_To do_
Copy out each line in the material below that has the word "screenshot".

_Task material_
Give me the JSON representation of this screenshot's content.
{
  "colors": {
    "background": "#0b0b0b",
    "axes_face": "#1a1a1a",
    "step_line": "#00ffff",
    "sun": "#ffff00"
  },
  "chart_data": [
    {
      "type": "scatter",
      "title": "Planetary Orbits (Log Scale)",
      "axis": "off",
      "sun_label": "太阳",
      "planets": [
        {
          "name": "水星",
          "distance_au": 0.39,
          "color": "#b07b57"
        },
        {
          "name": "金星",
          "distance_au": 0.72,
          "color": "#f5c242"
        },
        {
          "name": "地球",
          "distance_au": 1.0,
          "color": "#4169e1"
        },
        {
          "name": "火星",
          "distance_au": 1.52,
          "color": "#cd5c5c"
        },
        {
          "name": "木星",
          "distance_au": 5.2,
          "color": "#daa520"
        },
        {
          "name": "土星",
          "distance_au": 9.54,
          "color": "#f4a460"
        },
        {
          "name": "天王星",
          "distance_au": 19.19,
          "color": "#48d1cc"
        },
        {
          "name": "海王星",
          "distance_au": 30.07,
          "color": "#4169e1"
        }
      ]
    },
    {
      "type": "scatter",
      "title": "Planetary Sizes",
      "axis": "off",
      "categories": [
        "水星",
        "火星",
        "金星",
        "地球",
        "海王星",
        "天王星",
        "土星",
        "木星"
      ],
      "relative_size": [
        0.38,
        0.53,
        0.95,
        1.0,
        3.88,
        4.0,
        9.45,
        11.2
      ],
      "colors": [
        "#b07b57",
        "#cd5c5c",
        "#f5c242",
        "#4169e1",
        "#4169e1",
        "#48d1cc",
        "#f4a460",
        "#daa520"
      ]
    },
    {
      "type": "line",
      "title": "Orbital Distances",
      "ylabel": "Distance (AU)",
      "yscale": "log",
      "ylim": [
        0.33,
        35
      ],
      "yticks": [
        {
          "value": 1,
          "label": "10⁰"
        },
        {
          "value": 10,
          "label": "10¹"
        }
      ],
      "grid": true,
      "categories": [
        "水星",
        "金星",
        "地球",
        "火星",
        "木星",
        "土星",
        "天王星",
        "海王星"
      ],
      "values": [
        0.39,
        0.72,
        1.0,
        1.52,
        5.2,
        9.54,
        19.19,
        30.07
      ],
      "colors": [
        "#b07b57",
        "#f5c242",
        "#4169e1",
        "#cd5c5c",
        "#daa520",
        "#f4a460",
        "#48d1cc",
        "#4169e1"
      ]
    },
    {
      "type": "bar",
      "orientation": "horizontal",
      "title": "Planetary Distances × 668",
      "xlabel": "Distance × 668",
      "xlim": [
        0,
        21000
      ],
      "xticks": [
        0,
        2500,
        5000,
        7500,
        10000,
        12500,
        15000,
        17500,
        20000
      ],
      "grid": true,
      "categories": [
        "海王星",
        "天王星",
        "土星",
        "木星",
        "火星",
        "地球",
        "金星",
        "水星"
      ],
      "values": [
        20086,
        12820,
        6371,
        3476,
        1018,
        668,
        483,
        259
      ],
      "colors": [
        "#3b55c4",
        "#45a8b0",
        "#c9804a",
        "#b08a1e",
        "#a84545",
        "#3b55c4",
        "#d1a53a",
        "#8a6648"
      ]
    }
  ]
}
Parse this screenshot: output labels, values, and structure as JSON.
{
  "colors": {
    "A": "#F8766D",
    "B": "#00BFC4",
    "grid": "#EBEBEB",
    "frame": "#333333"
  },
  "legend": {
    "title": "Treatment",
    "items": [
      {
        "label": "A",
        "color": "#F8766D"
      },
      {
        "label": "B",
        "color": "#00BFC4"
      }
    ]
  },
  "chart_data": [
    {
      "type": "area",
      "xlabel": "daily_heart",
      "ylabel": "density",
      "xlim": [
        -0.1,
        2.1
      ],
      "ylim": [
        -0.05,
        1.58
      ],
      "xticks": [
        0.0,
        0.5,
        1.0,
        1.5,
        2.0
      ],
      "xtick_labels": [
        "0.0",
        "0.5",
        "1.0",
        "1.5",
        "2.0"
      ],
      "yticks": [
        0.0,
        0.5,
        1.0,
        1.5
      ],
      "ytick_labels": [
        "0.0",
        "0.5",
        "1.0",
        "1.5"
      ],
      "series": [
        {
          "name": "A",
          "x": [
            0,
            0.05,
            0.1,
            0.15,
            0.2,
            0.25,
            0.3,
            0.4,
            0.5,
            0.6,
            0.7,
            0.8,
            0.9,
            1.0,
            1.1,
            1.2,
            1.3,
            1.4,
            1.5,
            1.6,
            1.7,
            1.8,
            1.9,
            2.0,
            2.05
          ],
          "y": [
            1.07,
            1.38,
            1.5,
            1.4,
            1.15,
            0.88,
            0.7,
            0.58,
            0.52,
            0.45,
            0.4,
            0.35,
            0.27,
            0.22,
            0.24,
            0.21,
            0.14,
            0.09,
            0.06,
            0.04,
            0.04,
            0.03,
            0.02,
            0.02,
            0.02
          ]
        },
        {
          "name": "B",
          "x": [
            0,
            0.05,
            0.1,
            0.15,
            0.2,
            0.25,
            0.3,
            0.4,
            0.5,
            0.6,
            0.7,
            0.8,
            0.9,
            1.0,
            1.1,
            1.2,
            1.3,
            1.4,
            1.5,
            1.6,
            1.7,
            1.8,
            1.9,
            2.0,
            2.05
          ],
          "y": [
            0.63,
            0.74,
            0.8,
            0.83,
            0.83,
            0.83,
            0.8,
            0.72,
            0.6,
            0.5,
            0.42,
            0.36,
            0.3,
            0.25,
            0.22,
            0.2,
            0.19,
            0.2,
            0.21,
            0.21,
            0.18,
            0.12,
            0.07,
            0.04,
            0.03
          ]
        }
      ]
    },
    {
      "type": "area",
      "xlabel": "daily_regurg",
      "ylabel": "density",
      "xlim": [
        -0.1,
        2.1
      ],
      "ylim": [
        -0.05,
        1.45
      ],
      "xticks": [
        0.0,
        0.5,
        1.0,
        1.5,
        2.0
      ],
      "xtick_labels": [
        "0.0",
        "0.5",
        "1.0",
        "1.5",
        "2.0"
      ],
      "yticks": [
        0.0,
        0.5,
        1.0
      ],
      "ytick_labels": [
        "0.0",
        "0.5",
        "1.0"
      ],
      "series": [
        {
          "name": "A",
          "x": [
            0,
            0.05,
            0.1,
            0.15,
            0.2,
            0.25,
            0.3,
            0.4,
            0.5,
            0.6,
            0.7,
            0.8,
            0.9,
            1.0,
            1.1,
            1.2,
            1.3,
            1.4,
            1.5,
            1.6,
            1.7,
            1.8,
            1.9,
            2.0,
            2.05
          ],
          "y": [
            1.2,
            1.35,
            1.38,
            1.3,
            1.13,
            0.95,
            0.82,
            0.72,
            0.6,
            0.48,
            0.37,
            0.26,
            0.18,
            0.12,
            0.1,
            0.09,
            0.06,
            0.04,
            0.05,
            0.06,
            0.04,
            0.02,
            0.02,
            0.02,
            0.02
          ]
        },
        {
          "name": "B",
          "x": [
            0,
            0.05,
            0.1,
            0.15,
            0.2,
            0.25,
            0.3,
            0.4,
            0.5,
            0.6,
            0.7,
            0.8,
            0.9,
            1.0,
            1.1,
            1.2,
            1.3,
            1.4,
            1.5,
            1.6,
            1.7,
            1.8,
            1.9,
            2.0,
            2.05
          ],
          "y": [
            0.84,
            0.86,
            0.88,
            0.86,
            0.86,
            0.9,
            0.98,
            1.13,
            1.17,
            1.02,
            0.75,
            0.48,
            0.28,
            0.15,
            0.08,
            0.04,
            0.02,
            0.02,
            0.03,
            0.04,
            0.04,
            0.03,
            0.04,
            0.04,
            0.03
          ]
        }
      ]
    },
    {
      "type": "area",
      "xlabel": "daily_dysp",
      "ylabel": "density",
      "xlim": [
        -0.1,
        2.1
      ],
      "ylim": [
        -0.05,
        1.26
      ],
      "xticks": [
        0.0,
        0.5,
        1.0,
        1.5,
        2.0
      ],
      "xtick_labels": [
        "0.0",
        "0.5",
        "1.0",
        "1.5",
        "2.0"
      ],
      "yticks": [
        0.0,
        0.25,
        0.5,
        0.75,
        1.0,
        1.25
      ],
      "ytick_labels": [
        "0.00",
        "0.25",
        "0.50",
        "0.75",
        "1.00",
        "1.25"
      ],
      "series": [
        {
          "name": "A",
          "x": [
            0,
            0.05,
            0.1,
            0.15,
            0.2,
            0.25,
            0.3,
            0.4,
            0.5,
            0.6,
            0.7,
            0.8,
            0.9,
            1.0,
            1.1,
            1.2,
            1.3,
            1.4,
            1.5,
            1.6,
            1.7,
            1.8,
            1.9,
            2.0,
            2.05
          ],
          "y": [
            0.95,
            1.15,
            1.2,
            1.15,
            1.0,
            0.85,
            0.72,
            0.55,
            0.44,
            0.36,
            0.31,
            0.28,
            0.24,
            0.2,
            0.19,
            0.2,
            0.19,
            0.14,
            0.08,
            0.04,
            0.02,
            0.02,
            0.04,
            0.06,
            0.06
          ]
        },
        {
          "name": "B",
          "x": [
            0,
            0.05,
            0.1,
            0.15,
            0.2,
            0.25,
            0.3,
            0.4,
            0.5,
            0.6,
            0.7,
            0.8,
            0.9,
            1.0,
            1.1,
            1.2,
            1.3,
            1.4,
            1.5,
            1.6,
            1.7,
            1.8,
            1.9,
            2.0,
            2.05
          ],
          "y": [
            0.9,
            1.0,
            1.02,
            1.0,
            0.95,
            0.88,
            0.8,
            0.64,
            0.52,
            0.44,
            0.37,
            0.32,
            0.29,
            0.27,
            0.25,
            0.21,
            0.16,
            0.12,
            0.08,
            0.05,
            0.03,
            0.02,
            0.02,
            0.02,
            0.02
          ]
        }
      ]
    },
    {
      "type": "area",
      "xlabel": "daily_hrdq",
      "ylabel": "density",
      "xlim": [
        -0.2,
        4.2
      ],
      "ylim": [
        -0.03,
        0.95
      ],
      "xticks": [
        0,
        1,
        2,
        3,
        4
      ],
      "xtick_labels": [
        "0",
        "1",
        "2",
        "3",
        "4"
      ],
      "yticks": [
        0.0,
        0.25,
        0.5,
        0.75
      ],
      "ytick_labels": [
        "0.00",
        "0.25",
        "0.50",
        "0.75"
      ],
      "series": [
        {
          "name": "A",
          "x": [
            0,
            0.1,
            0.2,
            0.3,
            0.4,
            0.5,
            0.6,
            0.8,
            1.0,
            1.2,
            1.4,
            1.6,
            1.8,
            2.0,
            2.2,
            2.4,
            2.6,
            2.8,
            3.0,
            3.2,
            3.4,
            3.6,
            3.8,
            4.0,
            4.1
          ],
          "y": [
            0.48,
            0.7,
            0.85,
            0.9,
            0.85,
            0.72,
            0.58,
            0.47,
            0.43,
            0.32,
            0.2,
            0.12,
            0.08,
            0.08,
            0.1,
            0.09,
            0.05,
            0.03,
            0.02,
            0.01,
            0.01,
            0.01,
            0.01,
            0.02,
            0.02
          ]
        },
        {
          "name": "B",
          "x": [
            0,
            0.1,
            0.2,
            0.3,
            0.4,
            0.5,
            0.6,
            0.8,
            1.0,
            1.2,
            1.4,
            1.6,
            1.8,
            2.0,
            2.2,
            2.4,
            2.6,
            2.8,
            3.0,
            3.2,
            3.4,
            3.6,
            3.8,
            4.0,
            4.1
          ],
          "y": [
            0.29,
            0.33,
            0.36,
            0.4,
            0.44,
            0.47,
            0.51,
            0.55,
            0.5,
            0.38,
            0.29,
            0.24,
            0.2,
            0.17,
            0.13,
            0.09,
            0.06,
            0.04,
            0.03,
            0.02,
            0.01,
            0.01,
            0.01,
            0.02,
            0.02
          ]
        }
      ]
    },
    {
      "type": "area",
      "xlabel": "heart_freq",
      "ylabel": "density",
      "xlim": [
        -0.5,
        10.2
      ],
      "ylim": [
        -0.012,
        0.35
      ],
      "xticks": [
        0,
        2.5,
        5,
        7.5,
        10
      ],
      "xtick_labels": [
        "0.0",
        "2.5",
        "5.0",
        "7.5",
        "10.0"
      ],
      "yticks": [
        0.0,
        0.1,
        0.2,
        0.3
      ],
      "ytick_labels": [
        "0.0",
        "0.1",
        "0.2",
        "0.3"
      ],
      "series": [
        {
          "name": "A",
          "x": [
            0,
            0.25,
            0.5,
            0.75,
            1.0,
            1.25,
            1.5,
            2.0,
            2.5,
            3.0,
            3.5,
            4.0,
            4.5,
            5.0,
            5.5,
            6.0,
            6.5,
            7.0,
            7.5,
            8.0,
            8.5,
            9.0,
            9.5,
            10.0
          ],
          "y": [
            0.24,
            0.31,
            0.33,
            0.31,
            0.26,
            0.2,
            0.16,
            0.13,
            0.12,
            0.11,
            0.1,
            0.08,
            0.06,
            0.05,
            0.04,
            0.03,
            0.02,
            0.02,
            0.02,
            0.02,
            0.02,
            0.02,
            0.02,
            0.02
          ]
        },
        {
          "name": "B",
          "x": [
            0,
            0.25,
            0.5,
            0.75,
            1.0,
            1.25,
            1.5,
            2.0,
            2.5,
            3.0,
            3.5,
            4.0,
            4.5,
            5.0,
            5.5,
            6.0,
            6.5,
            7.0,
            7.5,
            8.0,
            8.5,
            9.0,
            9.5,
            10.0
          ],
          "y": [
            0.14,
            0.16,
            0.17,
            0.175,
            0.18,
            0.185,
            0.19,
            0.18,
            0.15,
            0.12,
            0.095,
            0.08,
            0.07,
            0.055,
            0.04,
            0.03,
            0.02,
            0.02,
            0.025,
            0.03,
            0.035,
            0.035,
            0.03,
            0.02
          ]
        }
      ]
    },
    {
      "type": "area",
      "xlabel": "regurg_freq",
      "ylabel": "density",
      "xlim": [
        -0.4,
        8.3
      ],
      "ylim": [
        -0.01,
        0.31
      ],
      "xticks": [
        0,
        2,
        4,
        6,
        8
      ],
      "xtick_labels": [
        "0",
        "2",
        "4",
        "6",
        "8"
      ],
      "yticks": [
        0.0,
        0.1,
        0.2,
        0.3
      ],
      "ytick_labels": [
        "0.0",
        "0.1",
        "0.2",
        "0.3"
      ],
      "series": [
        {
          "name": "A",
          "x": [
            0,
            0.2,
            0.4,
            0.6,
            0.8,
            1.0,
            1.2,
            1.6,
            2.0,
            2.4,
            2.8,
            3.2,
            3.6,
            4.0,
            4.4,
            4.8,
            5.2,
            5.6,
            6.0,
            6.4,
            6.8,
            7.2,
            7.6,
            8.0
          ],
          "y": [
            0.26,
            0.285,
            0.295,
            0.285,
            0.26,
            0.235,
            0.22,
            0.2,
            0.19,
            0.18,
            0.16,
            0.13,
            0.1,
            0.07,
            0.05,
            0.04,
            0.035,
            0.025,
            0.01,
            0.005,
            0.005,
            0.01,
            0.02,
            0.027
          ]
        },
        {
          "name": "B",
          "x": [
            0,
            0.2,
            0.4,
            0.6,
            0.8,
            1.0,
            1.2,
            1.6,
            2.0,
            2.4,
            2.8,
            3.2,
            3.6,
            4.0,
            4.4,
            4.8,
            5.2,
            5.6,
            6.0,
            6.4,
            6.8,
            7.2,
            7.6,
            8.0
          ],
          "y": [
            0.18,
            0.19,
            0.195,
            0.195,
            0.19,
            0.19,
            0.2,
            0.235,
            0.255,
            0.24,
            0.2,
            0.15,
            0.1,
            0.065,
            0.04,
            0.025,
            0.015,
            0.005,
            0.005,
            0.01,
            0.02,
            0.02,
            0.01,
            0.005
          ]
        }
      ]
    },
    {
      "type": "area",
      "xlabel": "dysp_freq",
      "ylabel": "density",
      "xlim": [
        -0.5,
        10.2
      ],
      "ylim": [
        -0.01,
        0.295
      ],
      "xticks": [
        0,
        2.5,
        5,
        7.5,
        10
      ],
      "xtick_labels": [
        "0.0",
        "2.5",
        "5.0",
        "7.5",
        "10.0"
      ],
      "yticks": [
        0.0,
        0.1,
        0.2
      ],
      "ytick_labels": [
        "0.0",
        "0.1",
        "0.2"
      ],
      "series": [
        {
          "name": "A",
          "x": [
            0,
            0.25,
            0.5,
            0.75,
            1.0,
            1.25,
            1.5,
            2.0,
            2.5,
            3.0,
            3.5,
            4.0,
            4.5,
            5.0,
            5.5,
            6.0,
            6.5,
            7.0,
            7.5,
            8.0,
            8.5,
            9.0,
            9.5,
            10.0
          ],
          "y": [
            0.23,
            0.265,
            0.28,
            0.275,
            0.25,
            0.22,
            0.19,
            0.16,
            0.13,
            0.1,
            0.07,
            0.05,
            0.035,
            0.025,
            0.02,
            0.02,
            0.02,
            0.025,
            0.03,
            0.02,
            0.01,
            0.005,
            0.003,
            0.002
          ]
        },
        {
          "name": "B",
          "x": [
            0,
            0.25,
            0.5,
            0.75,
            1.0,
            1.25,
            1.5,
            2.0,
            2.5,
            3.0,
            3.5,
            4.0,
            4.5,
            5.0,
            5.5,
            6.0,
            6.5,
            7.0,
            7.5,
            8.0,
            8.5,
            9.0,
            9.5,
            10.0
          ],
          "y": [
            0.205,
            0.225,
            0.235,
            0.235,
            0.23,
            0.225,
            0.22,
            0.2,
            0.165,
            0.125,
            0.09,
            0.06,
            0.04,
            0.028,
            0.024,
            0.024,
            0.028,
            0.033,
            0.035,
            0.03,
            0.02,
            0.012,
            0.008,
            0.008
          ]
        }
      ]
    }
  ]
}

_Exercise result_
Give me the JSON representation of this screenshot's content.
Parse this screenshot: output labels, values, and structure as JSON.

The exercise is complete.